EXERCISE DETAILS — Reproduce every line in the listing that contains the word "evidence".

GIVEN ENTRIES —
○ ○ ○ ○
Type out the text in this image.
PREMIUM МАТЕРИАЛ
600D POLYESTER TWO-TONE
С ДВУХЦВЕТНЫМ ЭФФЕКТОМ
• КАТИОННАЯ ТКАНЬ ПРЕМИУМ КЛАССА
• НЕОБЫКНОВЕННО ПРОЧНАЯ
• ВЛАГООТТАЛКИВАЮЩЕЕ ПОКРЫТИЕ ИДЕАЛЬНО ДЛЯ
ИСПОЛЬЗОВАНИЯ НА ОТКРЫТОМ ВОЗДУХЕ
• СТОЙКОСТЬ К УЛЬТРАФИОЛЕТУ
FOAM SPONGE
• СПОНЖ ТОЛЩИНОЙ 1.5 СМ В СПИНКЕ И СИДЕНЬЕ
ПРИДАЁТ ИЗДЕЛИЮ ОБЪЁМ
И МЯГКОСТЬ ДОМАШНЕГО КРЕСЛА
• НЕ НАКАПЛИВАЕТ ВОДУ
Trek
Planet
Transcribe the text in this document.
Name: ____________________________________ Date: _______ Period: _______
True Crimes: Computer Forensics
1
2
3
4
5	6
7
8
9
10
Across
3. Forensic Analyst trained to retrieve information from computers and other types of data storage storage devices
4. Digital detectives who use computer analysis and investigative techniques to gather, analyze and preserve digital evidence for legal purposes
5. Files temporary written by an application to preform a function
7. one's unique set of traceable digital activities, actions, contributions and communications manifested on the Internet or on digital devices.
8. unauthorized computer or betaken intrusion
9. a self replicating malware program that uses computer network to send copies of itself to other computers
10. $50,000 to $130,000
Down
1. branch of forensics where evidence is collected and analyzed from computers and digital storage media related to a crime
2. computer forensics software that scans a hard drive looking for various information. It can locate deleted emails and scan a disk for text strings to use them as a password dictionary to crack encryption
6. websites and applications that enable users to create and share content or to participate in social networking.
○ ○ ○ ○
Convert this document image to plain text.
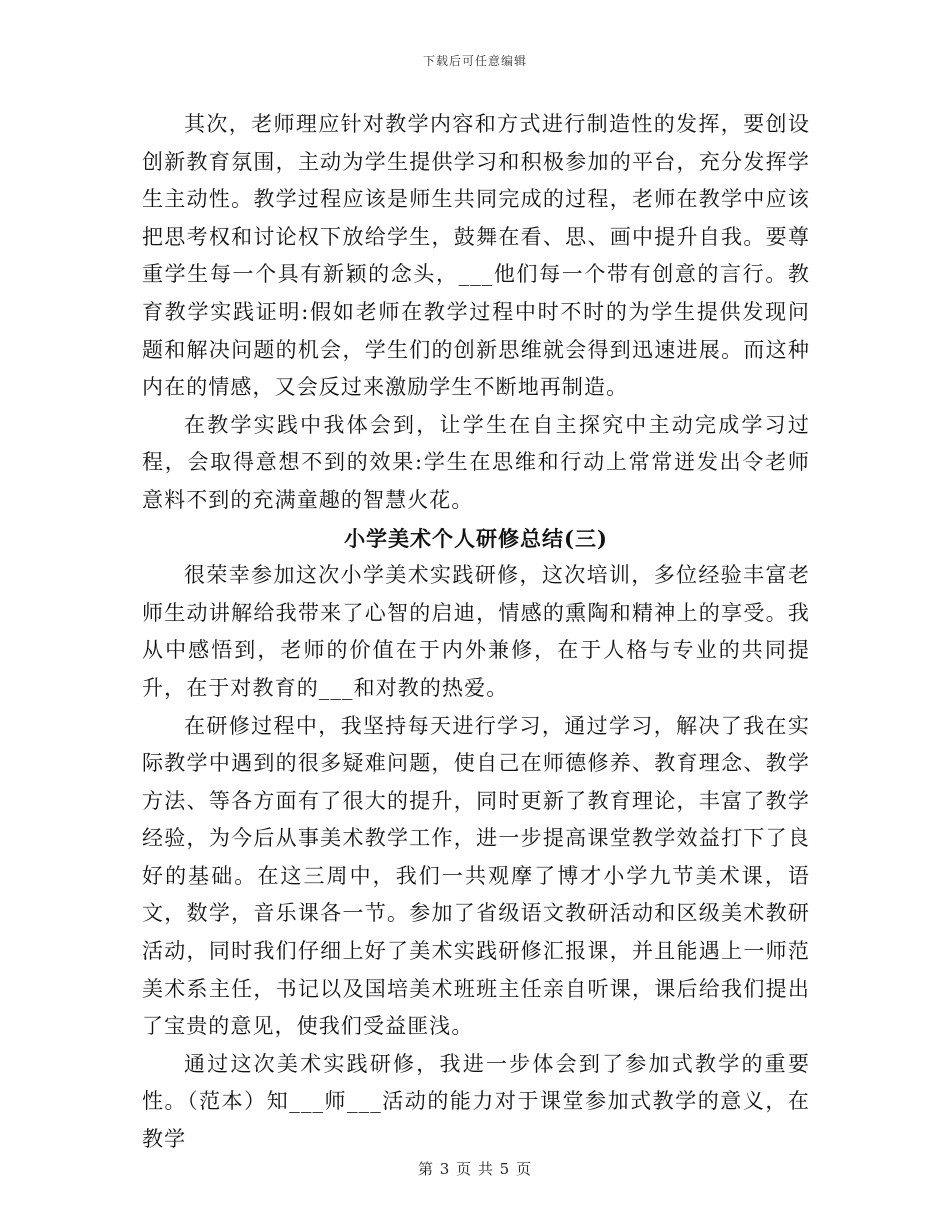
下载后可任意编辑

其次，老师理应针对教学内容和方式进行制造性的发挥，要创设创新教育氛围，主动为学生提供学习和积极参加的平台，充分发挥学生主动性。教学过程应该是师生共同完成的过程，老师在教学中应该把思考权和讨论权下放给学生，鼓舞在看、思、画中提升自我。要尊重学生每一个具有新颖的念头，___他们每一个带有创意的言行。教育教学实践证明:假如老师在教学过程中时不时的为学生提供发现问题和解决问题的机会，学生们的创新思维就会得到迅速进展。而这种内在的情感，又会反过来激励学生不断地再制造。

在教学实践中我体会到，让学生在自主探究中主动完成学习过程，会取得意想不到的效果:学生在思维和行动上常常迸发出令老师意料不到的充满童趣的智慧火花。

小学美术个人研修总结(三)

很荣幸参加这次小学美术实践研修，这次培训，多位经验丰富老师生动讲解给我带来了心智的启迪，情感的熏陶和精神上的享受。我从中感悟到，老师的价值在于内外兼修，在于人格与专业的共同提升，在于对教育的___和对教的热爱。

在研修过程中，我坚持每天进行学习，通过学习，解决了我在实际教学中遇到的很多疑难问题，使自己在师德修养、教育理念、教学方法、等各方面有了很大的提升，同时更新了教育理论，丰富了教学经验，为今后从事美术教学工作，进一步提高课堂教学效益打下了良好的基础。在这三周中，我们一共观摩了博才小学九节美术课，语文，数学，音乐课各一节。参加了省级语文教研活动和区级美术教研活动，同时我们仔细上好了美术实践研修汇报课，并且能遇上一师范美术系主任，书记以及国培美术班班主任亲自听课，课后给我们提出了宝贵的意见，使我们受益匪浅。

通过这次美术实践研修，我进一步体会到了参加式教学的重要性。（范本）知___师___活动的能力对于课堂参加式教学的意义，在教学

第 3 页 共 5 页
○ ○ ○ ○
EXERCISE SOLUTION —
4. Digital detectives who use computer analysis and investigative techniques to gather, analyze and preserve digital evidence for legal purposes
1. branch of forensics where evidence is collected and analyzed from computers and digital storage media related to a crime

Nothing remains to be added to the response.